WHAT IS BEING ASKED: Repeat each line exactly as it is written.

*** RECORDS FOR THE EXERCISE ***

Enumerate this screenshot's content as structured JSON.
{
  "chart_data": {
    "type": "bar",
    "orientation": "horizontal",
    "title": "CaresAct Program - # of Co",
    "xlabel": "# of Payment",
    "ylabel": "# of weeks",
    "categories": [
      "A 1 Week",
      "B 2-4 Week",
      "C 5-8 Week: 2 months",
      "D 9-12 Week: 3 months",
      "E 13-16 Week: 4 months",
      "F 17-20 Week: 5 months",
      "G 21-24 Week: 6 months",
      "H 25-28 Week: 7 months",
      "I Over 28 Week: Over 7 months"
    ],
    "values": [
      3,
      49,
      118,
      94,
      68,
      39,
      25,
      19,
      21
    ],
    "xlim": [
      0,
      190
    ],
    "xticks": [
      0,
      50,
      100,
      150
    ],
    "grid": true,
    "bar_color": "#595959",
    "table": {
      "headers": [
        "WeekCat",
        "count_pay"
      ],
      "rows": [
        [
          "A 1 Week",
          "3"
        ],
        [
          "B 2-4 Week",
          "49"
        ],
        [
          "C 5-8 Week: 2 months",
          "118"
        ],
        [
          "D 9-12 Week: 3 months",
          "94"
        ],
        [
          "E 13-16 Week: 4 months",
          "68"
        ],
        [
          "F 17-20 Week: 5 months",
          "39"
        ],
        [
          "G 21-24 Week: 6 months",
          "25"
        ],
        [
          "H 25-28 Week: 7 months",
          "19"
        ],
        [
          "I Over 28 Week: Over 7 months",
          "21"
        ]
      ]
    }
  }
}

***

THE OUTPUT:
Enumerate this screenshot's content as structured JSON.
{
  "chart_data": {
    "type": "bar",
    "orientation": "horizontal",
    "title": "CaresAct Program - # of Co",
    "xlabel": "# of Payment",
    "ylabel": "# of weeks",
    "categories": [
      "A 1 Week",
      "B 2-4 Week",
      "C 5-8 Week: 2 months",
      "D 9-12 Week: 3 months",
      "E 13-16 Week: 4 months",
      "F 17-20 Week: 5 months",
      "G 21-24 Week: 6 months",
      "H 25-28 Week: 7 months",
      "I Over 28 Week: Over 7 months"
    ],
    "values": [
      3,
      49,
      118,
      94,
      68,
      39,
      25,
      19,
      21
    ],
    "xlim": [
      0,
      190
    ],
    "xticks": [
      0,
      50,
      100,
      150
    ],
    "grid": true,
    "bar_color": "#595959",
    "table": {
      "headers": [
        "WeekCat",
        "count_pay"
      ],
      "rows": [
        [
          "A 1 Week",
          "3"
        ],
        [
          "B 2-4 Week",
          "49"
        ],
        [
          "C 5-8 Week: 2 months",
          "118"
        ],
        [
          "D 9-12 Week: 3 months",
          "94"
        ],
        [
          "E 13-16 Week: 4 months",
          "68"
        ],
        [
          "F 17-20 Week: 5 months",
          "39"
        ],
        [
          "G 21-24 Week: 6 months",
          "25"
        ],
        [
          "H 25-28 Week: 7 months",
          "19"
        ],
        [
          "I Over 28 Week: Over 7 months",
          "21"
        ]
      ]
    }
  }
}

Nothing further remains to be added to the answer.